Set every record down verbatim and omit the pictures.

[Entries from a dataset]
══════
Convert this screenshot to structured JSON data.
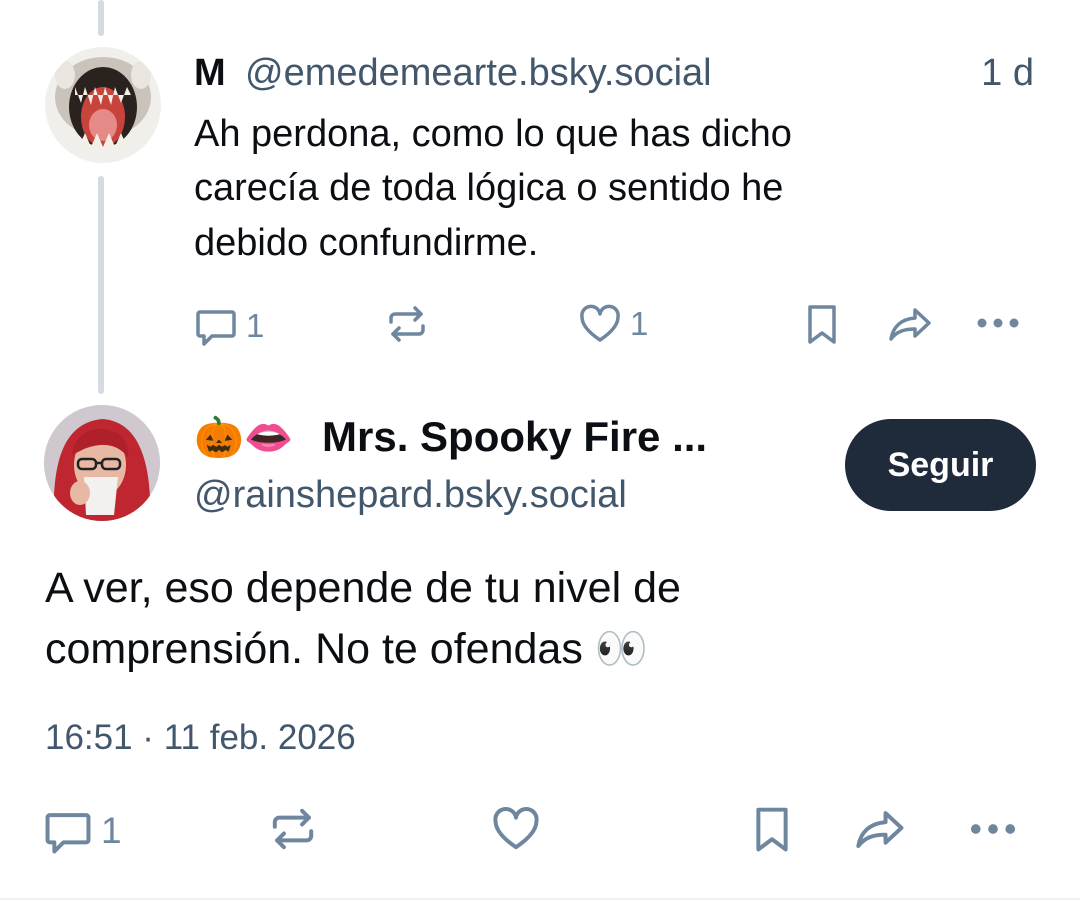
{
  "colors": {
    "text": "#0b0f14",
    "muted": "#42576c",
    "icon": "#6f869f",
    "button_bg": "#1f2b3a",
    "thread_line": "#d4dbe2"
  },
  "parent_post": {
    "author_name": "M",
    "author_handle": "@emedemearte.bsky.social",
    "age": "1 d",
    "text_lines": [
      "Ah perdona, como lo que has dicho",
      "carecía de toda lógica o sentido he",
      "debido confundirme."
    ],
    "actions": {
      "reply_icon": "reply-icon",
      "reply_count": "1",
      "repost_icon": "repost-icon",
      "like_icon": "heart-icon",
      "like_count": "1",
      "bookmark_icon": "bookmark-icon",
      "share_icon": "share-icon",
      "more_icon": "more-icon"
    }
  },
  "main_post": {
    "author_emojis": "🎃👄",
    "author_name": "Mrs. Spooky Fire ...",
    "author_handle": "@rainshepard.bsky.social",
    "follow_label": "Seguir",
    "text_lines": [
      "A ver, eso depende de tu nivel de",
      "comprensión. No te ofendas 👀"
    ],
    "timestamp": "16:51 · 11 feb. 2026",
    "actions": {
      "reply_count": "1"
    }
  }
}
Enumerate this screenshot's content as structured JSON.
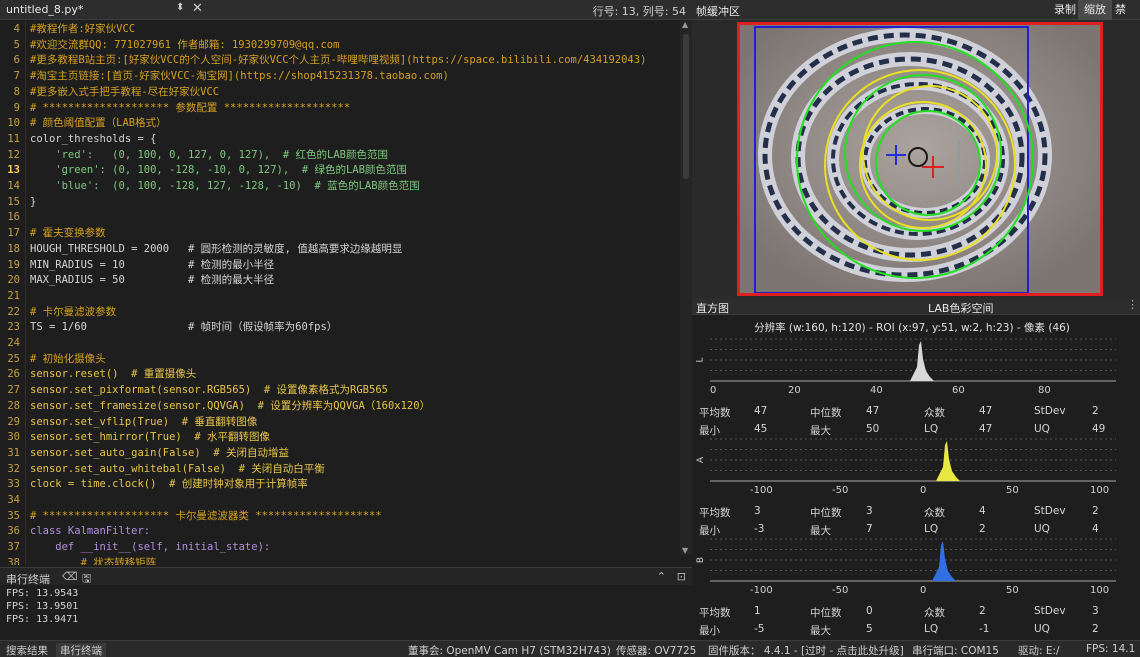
{
  "editor": {
    "filename": "untitled_8.py*",
    "position": "行号: 13, 列号: 54",
    "lines": [
      {
        "n": "4",
        "t": "#教程作者:好家伙VCC"
      },
      {
        "n": "5",
        "t": "#欢迎交流群QQ: 771027961 作者邮箱: 1930299709@qq.com"
      },
      {
        "n": "6",
        "t": "#更多教程B站主页:[好家伙VCC的个人空间-好家伙VCC个人主页-哔哩哔哩视频](https://space.bilibili.com/434192043)"
      },
      {
        "n": "7",
        "t": "#淘宝主页链接:[首页-好家伙VCC-淘宝网](https://shop415231378.taobao.com)"
      },
      {
        "n": "8",
        "t": "#更多嵌入式手把手教程-尽在好家伙VCC"
      },
      {
        "n": "9",
        "t": "# ******************** 参数配置 ********************"
      },
      {
        "n": "10",
        "t": "# 颜色阈值配置（LAB格式）"
      },
      {
        "n": "11",
        "t": "color_thresholds = {"
      },
      {
        "n": "12",
        "t": "    'red':   (0, 100, 0, 127, 0, 127),  # 红色的LAB颜色范围"
      },
      {
        "n": "13",
        "t": "    'green': (0, 100, -128, -10, 0, 127),  # 绿色的LAB颜色范围"
      },
      {
        "n": "14",
        "t": "    'blue':  (0, 100, -128, 127, -128, -10)  # 蓝色的LAB颜色范围"
      },
      {
        "n": "15",
        "t": "}"
      },
      {
        "n": "16",
        "t": ""
      },
      {
        "n": "17",
        "t": "# 霍夫变换参数"
      },
      {
        "n": "18",
        "t": "HOUGH_THRESHOLD = 2000   # 圆形检测的灵敏度, 值越高要求边缘越明显"
      },
      {
        "n": "19",
        "t": "MIN_RADIUS = 10          # 检测的最小半径"
      },
      {
        "n": "20",
        "t": "MAX_RADIUS = 50          # 检测的最大半径"
      },
      {
        "n": "21",
        "t": ""
      },
      {
        "n": "22",
        "t": "# 卡尔曼滤波参数"
      },
      {
        "n": "23",
        "t": "TS = 1/60                # 帧时间（假设帧率为60fps）"
      },
      {
        "n": "24",
        "t": ""
      },
      {
        "n": "25",
        "t": "# 初始化摄像头"
      },
      {
        "n": "26",
        "t": "sensor.reset()  # 重置摄像头"
      },
      {
        "n": "27",
        "t": "sensor.set_pixformat(sensor.RGB565)  # 设置像素格式为RGB565"
      },
      {
        "n": "28",
        "t": "sensor.set_framesize(sensor.QQVGA)  # 设置分辨率为QQVGA（160x120）"
      },
      {
        "n": "29",
        "t": "sensor.set_vflip(True)  # 垂直翻转图像"
      },
      {
        "n": "30",
        "t": "sensor.set_hmirror(True)  # 水平翻转图像"
      },
      {
        "n": "31",
        "t": "sensor.set_auto_gain(False)  # 关闭自动增益"
      },
      {
        "n": "32",
        "t": "sensor.set_auto_whitebal(False)  # 关闭自动白平衡"
      },
      {
        "n": "33",
        "t": "clock = time.clock()  # 创建时钟对象用于计算帧率"
      },
      {
        "n": "34",
        "t": ""
      },
      {
        "n": "35",
        "t": "# ******************** 卡尔曼滤波器类 ********************"
      },
      {
        "n": "36",
        "t": "class KalmanFilter:"
      },
      {
        "n": "37",
        "t": "    def __init__(self, initial_state):"
      },
      {
        "n": "38",
        "t": "        # 状态转移矩阵"
      }
    ]
  },
  "terminal": {
    "title": "串行终端",
    "lines": [
      "FPS: 13.9543",
      "FPS: 13.9501",
      "FPS: 13.9471"
    ]
  },
  "framebuffer": {
    "title": "帧缓冲区",
    "buttons": [
      "录制",
      "缩放",
      "禁用"
    ]
  },
  "histogram": {
    "title": "直方图",
    "mode": "LAB色彩空间",
    "resolution": "分辨率 (w:160, h:120) - ROI (x:97, y:51, w:2, h:23) - 像素 (46)",
    "channels": [
      {
        "name": "L",
        "ticks": [
          "0",
          "20",
          "40",
          "60",
          "80"
        ],
        "stats": {
          "mean": "47",
          "median": "47",
          "mode": "47",
          "stdev": "2",
          "min": "45",
          "max": "50",
          "lq": "47",
          "uq": "49"
        }
      },
      {
        "name": "A",
        "ticks": [
          "-100",
          "-50",
          "0",
          "50",
          "100"
        ],
        "stats": {
          "mean": "3",
          "median": "3",
          "mode": "4",
          "stdev": "2",
          "min": "-3",
          "max": "7",
          "lq": "2",
          "uq": "4"
        }
      },
      {
        "name": "B",
        "ticks": [
          "-100",
          "-50",
          "0",
          "50",
          "100"
        ],
        "stats": {
          "mean": "1",
          "median": "0",
          "mode": "2",
          "stdev": "3",
          "min": "-5",
          "max": "5",
          "lq": "-1",
          "uq": "2"
        }
      }
    ],
    "labels": {
      "mean": "平均数",
      "median": "中位数",
      "mode": "众数",
      "stdev": "StDev",
      "min": "最小",
      "max": "最大",
      "lq": "LQ",
      "uq": "UQ"
    }
  },
  "status": {
    "tab_search": "搜索结果",
    "tab_terminal": "串行终端",
    "board": "董事会:  OpenMV Cam H7 (STM32H743)",
    "sensor": "传感器: OV7725",
    "firmware": "固件版本： 4.4.1 - [过时 - 点击此处升级]",
    "port": "串行端口: COM15",
    "drive": "驱动: E:/",
    "fps": "FPS:  14.1"
  }
}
══════
* **EXERCISE ANSWER**
Convert this screenshot to structured JSON data.
{
  "colors": {
    "text": "#0b0f14",
    "muted": "#42576c",
    "icon": "#6f869f",
    "button_bg": "#1f2b3a",
    "thread_line": "#d4dbe2"
  },
  "parent_post": {
    "author_name": "M",
    "author_handle": "@emedemearte.bsky.social",
    "age": "1 d",
    "text_lines": [
      "Ah perdona, como lo que has dicho",
      "carecía de toda lógica o sentido he",
      "debido confundirme."
    ],
    "actions": {
      "reply_icon": "reply-icon",
      "reply_count": "1",
      "repost_icon": "repost-icon",
      "like_icon": "heart-icon",
      "like_count": "1",
      "bookmark_icon": "bookmark-icon",
      "share_icon": "share-icon",
      "more_icon": "more-icon"
    }
  },
  "main_post": {
    "author_emojis": "🎃👄",
    "author_name": "Mrs. Spooky Fire ...",
    "author_handle": "@rainshepard.bsky.social",
    "follow_label": "Seguir",
    "text_lines": [
      "A ver, eso depende de tu nivel de",
      "comprensión. No te ofendas 👀"
    ],
    "timestamp": "16:51 · 11 feb. 2026",
    "actions": {
      "reply_count": "1"
    }
  }
}
Enumerate this screenshot's content as structured JSON.
{
  "editor": {
    "filename": "untitled_8.py*",
    "position": "行号: 13, 列号: 54",
    "lines": [
      {
        "n": "4",
        "t": "#教程作者:好家伙VCC"
      },
      {
        "n": "5",
        "t": "#欢迎交流群QQ: 771027961 作者邮箱: 1930299709@qq.com"
      },
      {
        "n": "6",
        "t": "#更多教程B站主页:[好家伙VCC的个人空间-好家伙VCC个人主页-哔哩哔哩视频](https://space.bilibili.com/434192043)"
      },
      {
        "n": "7",
        "t": "#淘宝主页链接:[首页-好家伙VCC-淘宝网](https://shop415231378.taobao.com)"
      },
      {
        "n": "8",
        "t": "#更多嵌入式手把手教程-尽在好家伙VCC"
      },
      {
        "n": "9",
        "t": "# ******************** 参数配置 ********************"
      },
      {
        "n": "10",
        "t": "# 颜色阈值配置（LAB格式）"
      },
      {
        "n": "11",
        "t": "color_thresholds = {"
      },
      {
        "n": "12",
        "t": "    'red':   (0, 100, 0, 127, 0, 127),  # 红色的LAB颜色范围"
      },
      {
        "n": "13",
        "t": "    'green': (0, 100, -128, -10, 0, 127),  # 绿色的LAB颜色范围"
      },
      {
        "n": "14",
        "t": "    'blue':  (0, 100, -128, 127, -128, -10)  # 蓝色的LAB颜色范围"
      },
      {
        "n": "15",
        "t": "}"
      },
      {
        "n": "16",
        "t": ""
      },
      {
        "n": "17",
        "t": "# 霍夫变换参数"
      },
      {
        "n": "18",
        "t": "HOUGH_THRESHOLD = 2000   # 圆形检测的灵敏度, 值越高要求边缘越明显"
      },
      {
        "n": "19",
        "t": "MIN_RADIUS = 10          # 检测的最小半径"
      },
      {
        "n": "20",
        "t": "MAX_RADIUS = 50          # 检测的最大半径"
      },
      {
        "n": "21",
        "t": ""
      },
      {
        "n": "22",
        "t": "# 卡尔曼滤波参数"
      },
      {
        "n": "23",
        "t": "TS = 1/60                # 帧时间（假设帧率为60fps）"
      },
      {
        "n": "24",
        "t": ""
      },
      {
        "n": "25",
        "t": "# 初始化摄像头"
      },
      {
        "n": "26",
        "t": "sensor.reset()  # 重置摄像头"
      },
      {
        "n": "27",
        "t": "sensor.set_pixformat(sensor.RGB565)  # 设置像素格式为RGB565"
      },
      {
        "n": "28",
        "t": "sensor.set_framesize(sensor.QQVGA)  # 设置分辨率为QQVGA（160x120）"
      },
      {
        "n": "29",
        "t": "sensor.set_vflip(True)  # 垂直翻转图像"
      },
      {
        "n": "30",
        "t": "sensor.set_hmirror(True)  # 水平翻转图像"
      },
      {
        "n": "31",
        "t": "sensor.set_auto_gain(False)  # 关闭自动增益"
      },
      {
        "n": "32",
        "t": "sensor.set_auto_whitebal(False)  # 关闭自动白平衡"
      },
      {
        "n": "33",
        "t": "clock = time.clock()  # 创建时钟对象用于计算帧率"
      },
      {
        "n": "34",
        "t": ""
      },
      {
        "n": "35",
        "t": "# ******************** 卡尔曼滤波器类 ********************"
      },
      {
        "n": "36",
        "t": "class KalmanFilter:"
      },
      {
        "n": "37",
        "t": "    def __init__(self, initial_state):"
      },
      {
        "n": "38",
        "t": "        # 状态转移矩阵"
      }
    ]
  },
  "terminal": {
    "title": "串行终端",
    "lines": [
      "FPS: 13.9543",
      "FPS: 13.9501",
      "FPS: 13.9471"
    ]
  },
  "framebuffer": {
    "title": "帧缓冲区",
    "buttons": [
      "录制",
      "缩放",
      "禁用"
    ]
  },
  "histogram": {
    "title": "直方图",
    "mode": "LAB色彩空间",
    "resolution": "分辨率 (w:160, h:120) - ROI (x:97, y:51, w:2, h:23) - 像素 (46)",
    "channels": [
      {
        "name": "L",
        "ticks": [
          "0",
          "20",
          "40",
          "60",
          "80"
        ],
        "stats": {
          "mean": "47",
          "median": "47",
          "mode": "47",
          "stdev": "2",
          "min": "45",
          "max": "50",
          "lq": "47",
          "uq": "49"
        }
      },
      {
        "name": "A",
        "ticks": [
          "-100",
          "-50",
          "0",
          "50",
          "100"
        ],
        "stats": {
          "mean": "3",
          "median": "3",
          "mode": "4",
          "stdev": "2",
          "min": "-3",
          "max": "7",
          "lq": "2",
          "uq": "4"
        }
      },
      {
        "name": "B",
        "ticks": [
          "-100",
          "-50",
          "0",
          "50",
          "100"
        ],
        "stats": {
          "mean": "1",
          "median": "0",
          "mode": "2",
          "stdev": "3",
          "min": "-5",
          "max": "5",
          "lq": "-1",
          "uq": "2"
        }
      }
    ],
    "labels": {
      "mean": "平均数",
      "median": "中位数",
      "mode": "众数",
      "stdev": "StDev",
      "min": "最小",
      "max": "最大",
      "lq": "LQ",
      "uq": "UQ"
    }
  },
  "status": {
    "tab_search": "搜索结果",
    "tab_terminal": "串行终端",
    "board": "董事会:  OpenMV Cam H7 (STM32H743)",
    "sensor": "传感器: OV7725",
    "firmware": "固件版本： 4.4.1 - [过时 - 点击此处升级]",
    "port": "串行端口: COM15",
    "drive": "驱动: E:/",
    "fps": "FPS:  14.1"
  }
}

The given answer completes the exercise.